• What the task requires: Within the material below, find each line bearing the word "JSON" and present it.

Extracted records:
——————

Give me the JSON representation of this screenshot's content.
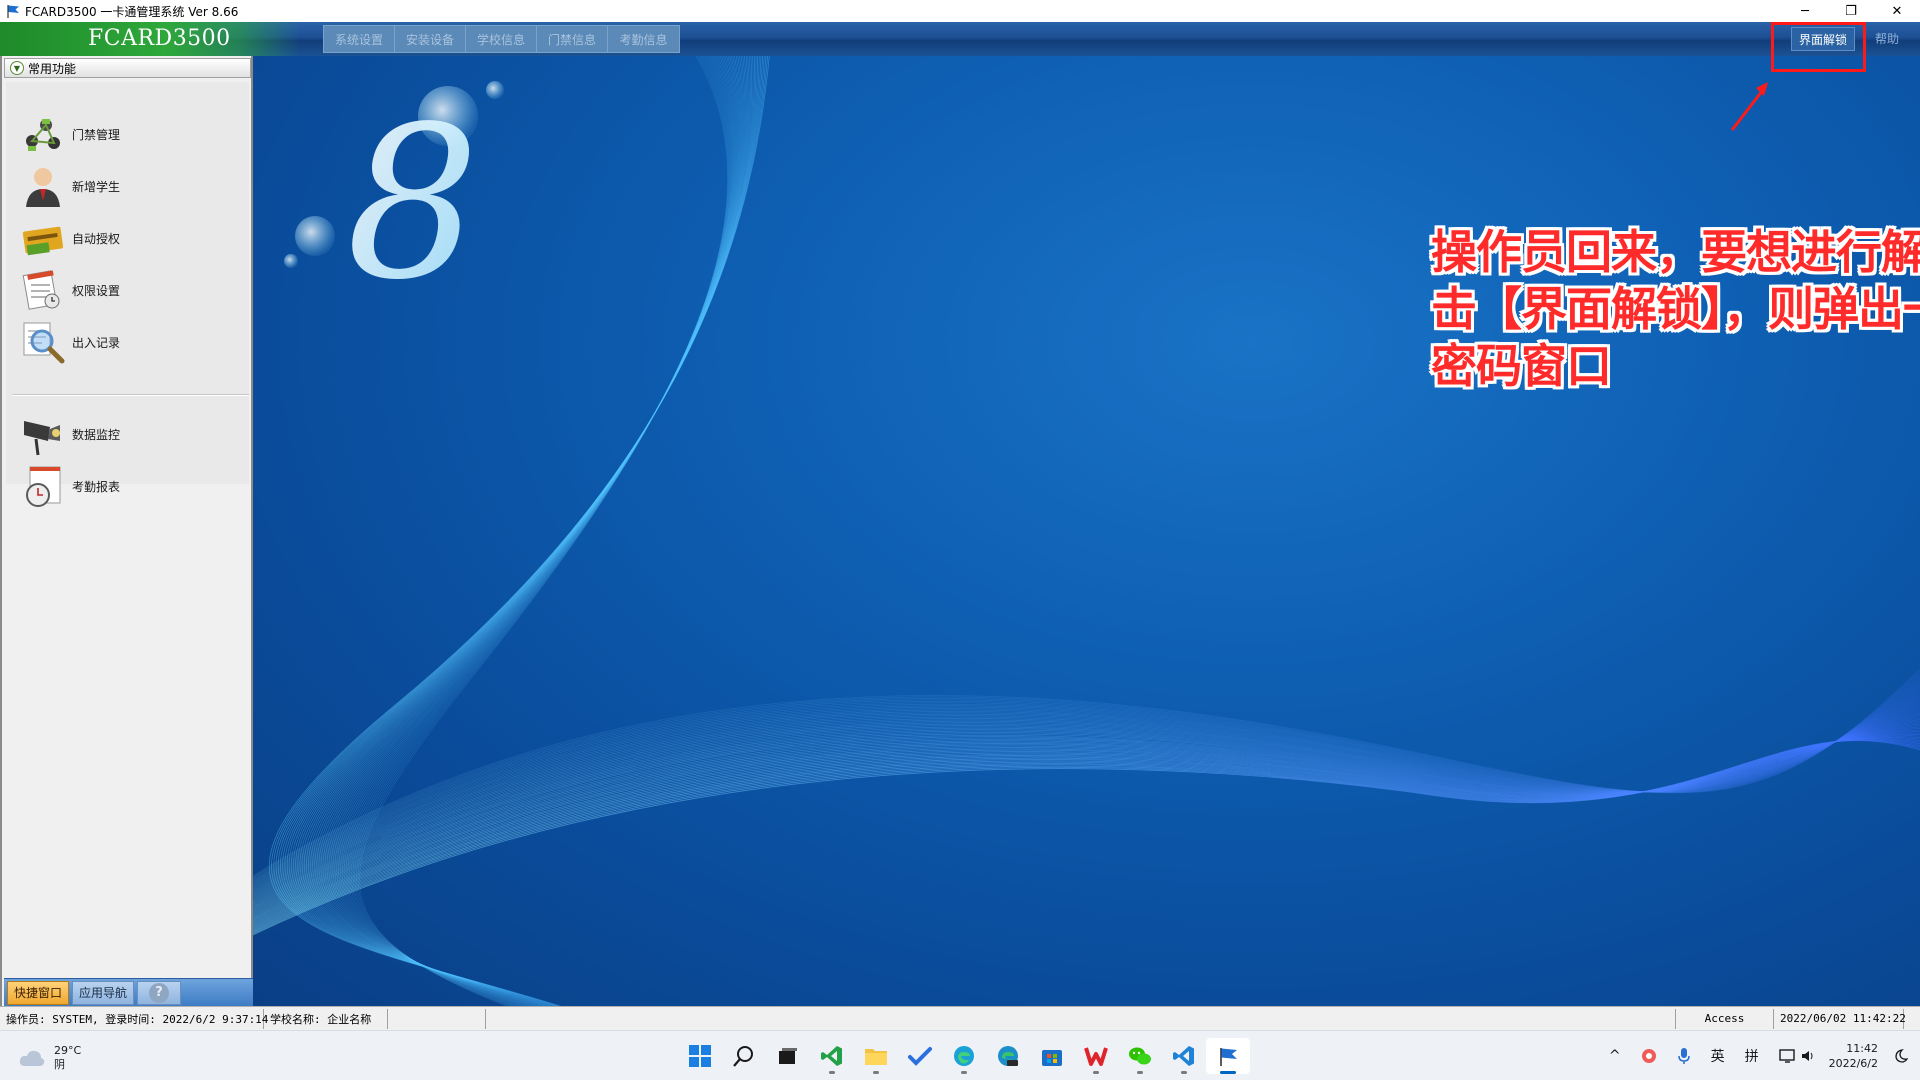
{
  "window": {
    "title": "FCARD3500 一卡通管理系统  Ver 8.66",
    "minimize": "─",
    "restore": "❐",
    "close": "✕"
  },
  "menubar": {
    "brand": "FCARD3500",
    "items": [
      "系统设置",
      "安装设备",
      "学校信息",
      "门禁信息",
      "考勤信息"
    ],
    "unlock_label": "界面解锁",
    "help_label": "帮助"
  },
  "sidebar": {
    "header": "常用功能",
    "items": [
      {
        "label": "门禁管理",
        "icon": "network-icon"
      },
      {
        "label": "新增学生",
        "icon": "user-icon"
      },
      {
        "label": "自动授权",
        "icon": "card-icon"
      },
      {
        "label": "权限设置",
        "icon": "document-clock-icon"
      },
      {
        "label": "出入记录",
        "icon": "magnifier-icon"
      },
      {
        "label": "数据监控",
        "icon": "camera-icon"
      },
      {
        "label": "考勤报表",
        "icon": "clock-report-icon"
      }
    ],
    "tabs": {
      "shortcut": "快捷窗口",
      "navigation": "应用导航",
      "help": "?"
    }
  },
  "annotation": {
    "text": "操作员回来，要想进行解锁，点击【界面解锁】，则弹出一个验证密码窗口"
  },
  "logo": {
    "glyph": "8"
  },
  "statusbar": {
    "operator": "操作员: SYSTEM, 登录时间: 2022/6/2 9:37:14",
    "school": "学校名称: 企业名称",
    "db": "Access",
    "datetime": "2022/06/02 11:42:22"
  },
  "taskbar": {
    "temperature": "29°C",
    "weather": "阴",
    "tray_lang": "英",
    "tray_ime": "拼",
    "time": "11:42",
    "date": "2022/6/2",
    "tray_up": "^"
  },
  "colors": {
    "accent": "#0067c0",
    "annotation": "#ff2a2a",
    "brand_green": "#2ea83a"
  }
}
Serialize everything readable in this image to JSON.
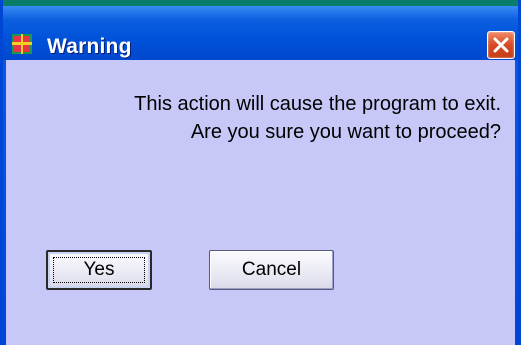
{
  "window": {
    "title": "Warning",
    "icon": "app-icon",
    "close_icon": "close-icon"
  },
  "message": {
    "line1": "This action will cause the program to exit.",
    "line2": "Are you sure you want to proceed?"
  },
  "buttons": {
    "yes_label": "Yes",
    "cancel_label": "Cancel"
  },
  "colors": {
    "titlebar": "#0052d9",
    "client_background": "#c8c8f8",
    "close_button": "#d84a22"
  }
}
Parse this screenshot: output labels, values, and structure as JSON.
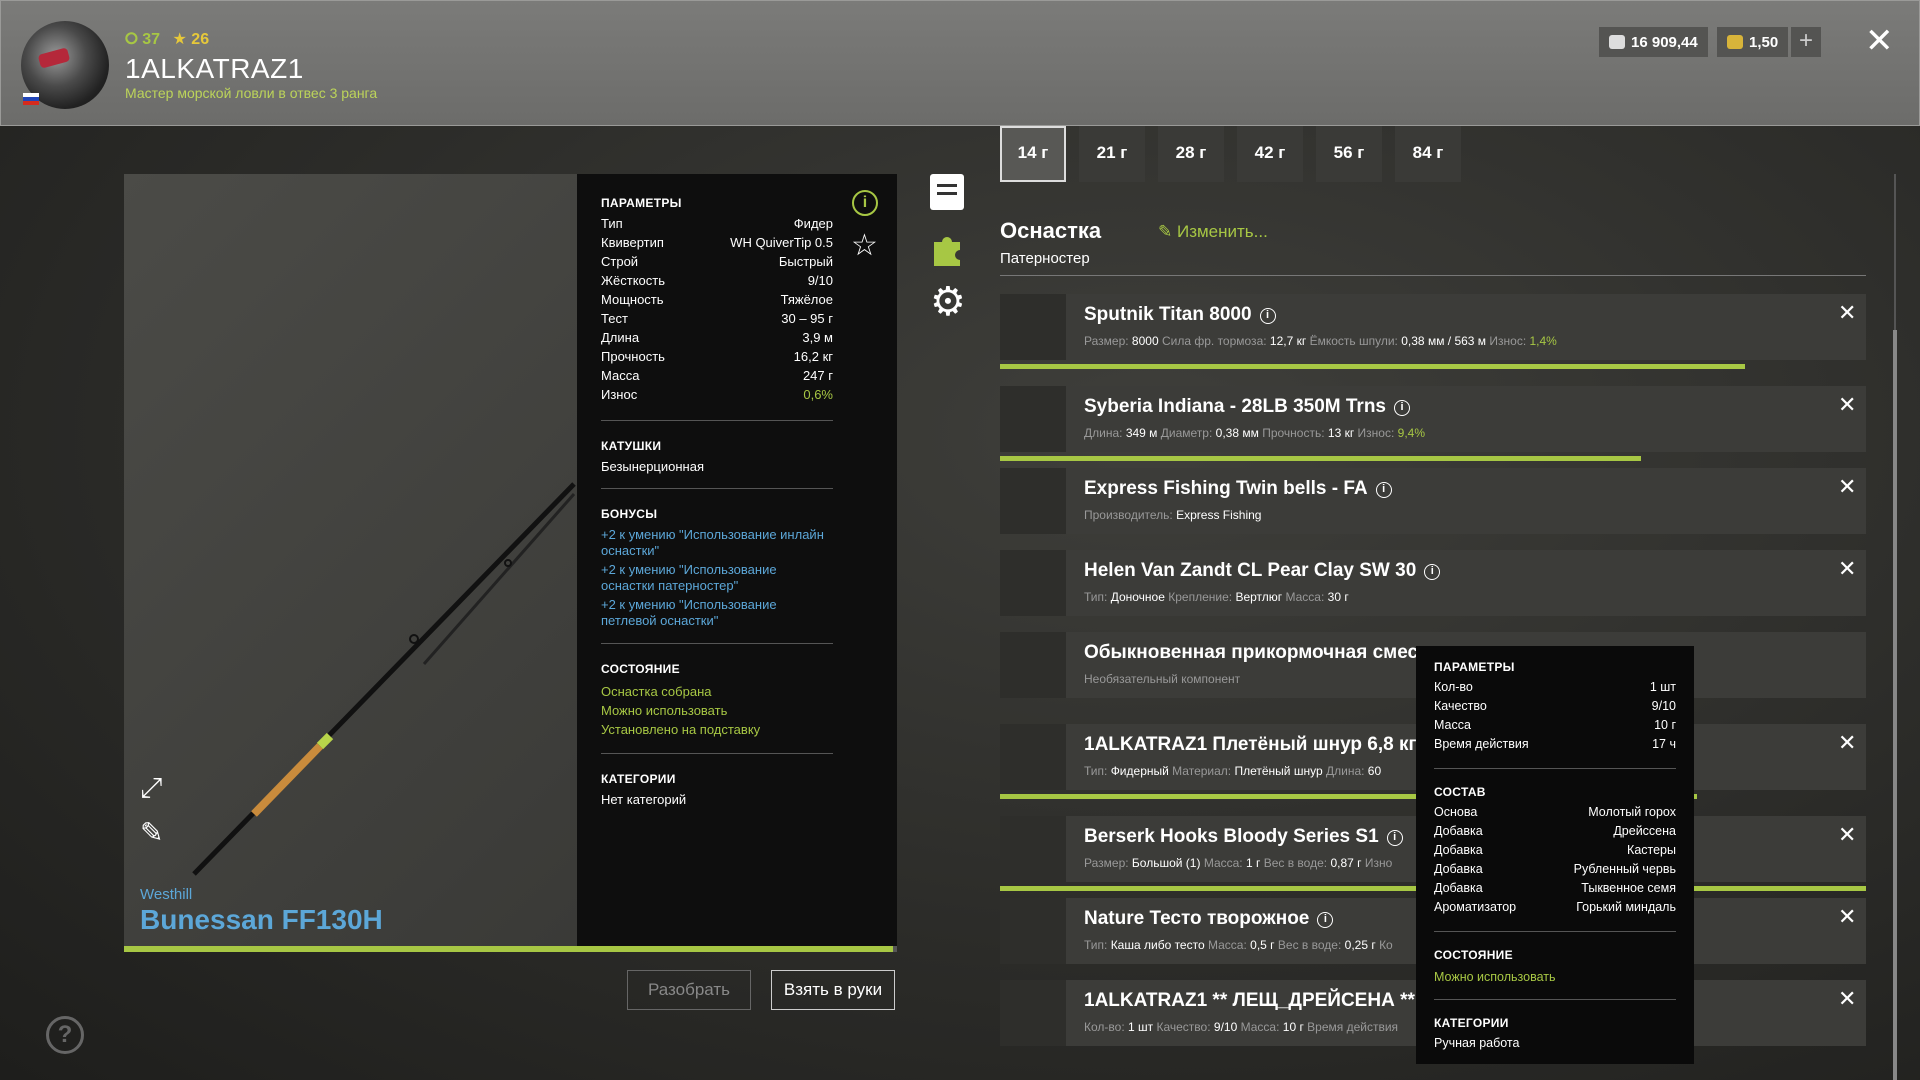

——————

• Response:
Give me the JSON representation of this screenshot's content.
Serialize everything readable in this image to JSON.
Parse this screenshot: output labels, values, and structure as JSON.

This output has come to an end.